— start of DATA SUPPLIED —

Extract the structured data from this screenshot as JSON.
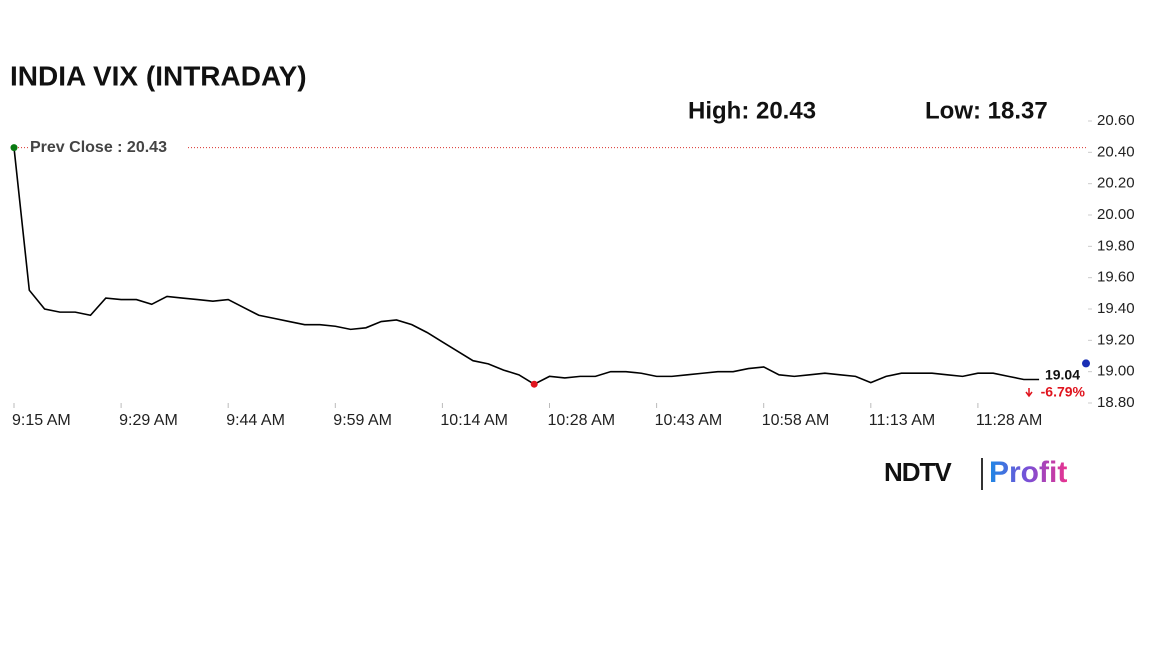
{
  "chart_data": {
    "type": "line",
    "title": "INDIA VIX (INTRADAY)",
    "high_label": "High: 20.43",
    "low_label": "Low: 18.37",
    "categories": [
      "9:15 AM",
      null,
      null,
      null,
      null,
      null,
      null,
      "9:29 AM",
      null,
      null,
      null,
      null,
      null,
      null,
      "9:44 AM",
      null,
      null,
      null,
      null,
      null,
      null,
      "9:59 AM",
      null,
      null,
      null,
      null,
      null,
      null,
      "10:14 AM",
      null,
      null,
      null,
      null,
      null,
      null,
      "10:28 AM",
      null,
      null,
      null,
      null,
      null,
      null,
      "10:43 AM",
      null,
      null,
      null,
      null,
      null,
      null,
      "10:58 AM",
      null,
      null,
      null,
      null,
      null,
      null,
      "11:13 AM",
      null,
      null,
      null,
      null,
      null,
      null,
      "11:28 AM",
      null,
      null,
      null,
      null
    ],
    "series": [
      {
        "color": "#000000",
        "values": [
          20.43,
          19.52,
          19.4,
          19.38,
          19.38,
          19.36,
          19.47,
          19.46,
          19.46,
          19.43,
          19.48,
          19.47,
          19.46,
          19.45,
          19.46,
          19.41,
          19.36,
          19.34,
          19.32,
          19.3,
          19.3,
          19.29,
          19.27,
          19.28,
          19.32,
          19.33,
          19.3,
          19.25,
          19.19,
          19.13,
          19.07,
          19.05,
          19.01,
          18.98,
          18.92,
          18.97,
          18.96,
          18.97,
          18.97,
          19.0,
          19.0,
          18.99,
          18.97,
          18.97,
          18.98,
          18.99,
          19.0,
          19.0,
          19.02,
          19.03,
          18.98,
          18.97,
          18.98,
          18.99,
          18.98,
          18.97,
          18.93,
          18.97,
          18.99,
          18.99,
          18.99,
          18.98,
          18.97,
          18.99,
          18.99,
          18.97,
          18.95,
          18.95
        ]
      }
    ],
    "prev_close": {
      "value": 20.43,
      "label": "Prev Close : 20.43",
      "color": "#d9302c"
    },
    "current": {
      "value": 19.04,
      "change_label": "-6.79%",
      "color": "#1a2fb5"
    },
    "low_marker_color": "#e0141e",
    "start_marker_color": "#0a7a12",
    "ylim": [
      18.8,
      20.6
    ],
    "yticks": [
      {
        "value": 18.8,
        "label": "18.80"
      },
      {
        "value": 19.0,
        "label": "19.00"
      },
      {
        "value": 19.2,
        "label": "19.20"
      },
      {
        "value": 19.4,
        "label": "19.40"
      },
      {
        "value": 19.6,
        "label": "19.60"
      },
      {
        "value": 19.8,
        "label": "19.80"
      },
      {
        "value": 20.0,
        "label": "20.00"
      },
      {
        "value": 20.2,
        "label": "20.20"
      },
      {
        "value": 20.4,
        "label": "20.40"
      },
      {
        "value": 20.6,
        "label": "20.60"
      }
    ]
  },
  "logo": {
    "left": "NDTV",
    "right": "Profit"
  }
}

— end of DATA SUPPLIED —

§ AIM
Copy every record above exactly, leaving out any pictures.

§ EXERCISE ANSWER
Extract the structured data from this screenshot as JSON.
{
  "chart_data": {
    "type": "line",
    "title": "INDIA VIX (INTRADAY)",
    "high_label": "High: 20.43",
    "low_label": "Low: 18.37",
    "categories": [
      "9:15 AM",
      null,
      null,
      null,
      null,
      null,
      null,
      "9:29 AM",
      null,
      null,
      null,
      null,
      null,
      null,
      "9:44 AM",
      null,
      null,
      null,
      null,
      null,
      null,
      "9:59 AM",
      null,
      null,
      null,
      null,
      null,
      null,
      "10:14 AM",
      null,
      null,
      null,
      null,
      null,
      null,
      "10:28 AM",
      null,
      null,
      null,
      null,
      null,
      null,
      "10:43 AM",
      null,
      null,
      null,
      null,
      null,
      null,
      "10:58 AM",
      null,
      null,
      null,
      null,
      null,
      null,
      "11:13 AM",
      null,
      null,
      null,
      null,
      null,
      null,
      "11:28 AM",
      null,
      null,
      null,
      null
    ],
    "series": [
      {
        "color": "#000000",
        "values": [
          20.43,
          19.52,
          19.4,
          19.38,
          19.38,
          19.36,
          19.47,
          19.46,
          19.46,
          19.43,
          19.48,
          19.47,
          19.46,
          19.45,
          19.46,
          19.41,
          19.36,
          19.34,
          19.32,
          19.3,
          19.3,
          19.29,
          19.27,
          19.28,
          19.32,
          19.33,
          19.3,
          19.25,
          19.19,
          19.13,
          19.07,
          19.05,
          19.01,
          18.98,
          18.92,
          18.97,
          18.96,
          18.97,
          18.97,
          19.0,
          19.0,
          18.99,
          18.97,
          18.97,
          18.98,
          18.99,
          19.0,
          19.0,
          19.02,
          19.03,
          18.98,
          18.97,
          18.98,
          18.99,
          18.98,
          18.97,
          18.93,
          18.97,
          18.99,
          18.99,
          18.99,
          18.98,
          18.97,
          18.99,
          18.99,
          18.97,
          18.95,
          18.95
        ]
      }
    ],
    "prev_close": {
      "value": 20.43,
      "label": "Prev Close : 20.43",
      "color": "#d9302c"
    },
    "current": {
      "value": 19.04,
      "change_label": "-6.79%",
      "color": "#1a2fb5"
    },
    "low_marker_color": "#e0141e",
    "start_marker_color": "#0a7a12",
    "ylim": [
      18.8,
      20.6
    ],
    "yticks": [
      {
        "value": 18.8,
        "label": "18.80"
      },
      {
        "value": 19.0,
        "label": "19.00"
      },
      {
        "value": 19.2,
        "label": "19.20"
      },
      {
        "value": 19.4,
        "label": "19.40"
      },
      {
        "value": 19.6,
        "label": "19.60"
      },
      {
        "value": 19.8,
        "label": "19.80"
      },
      {
        "value": 20.0,
        "label": "20.00"
      },
      {
        "value": 20.2,
        "label": "20.20"
      },
      {
        "value": 20.4,
        "label": "20.40"
      },
      {
        "value": 20.6,
        "label": "20.60"
      }
    ]
  },
  "logo": {
    "left": "NDTV",
    "right": "Profit"
  }
}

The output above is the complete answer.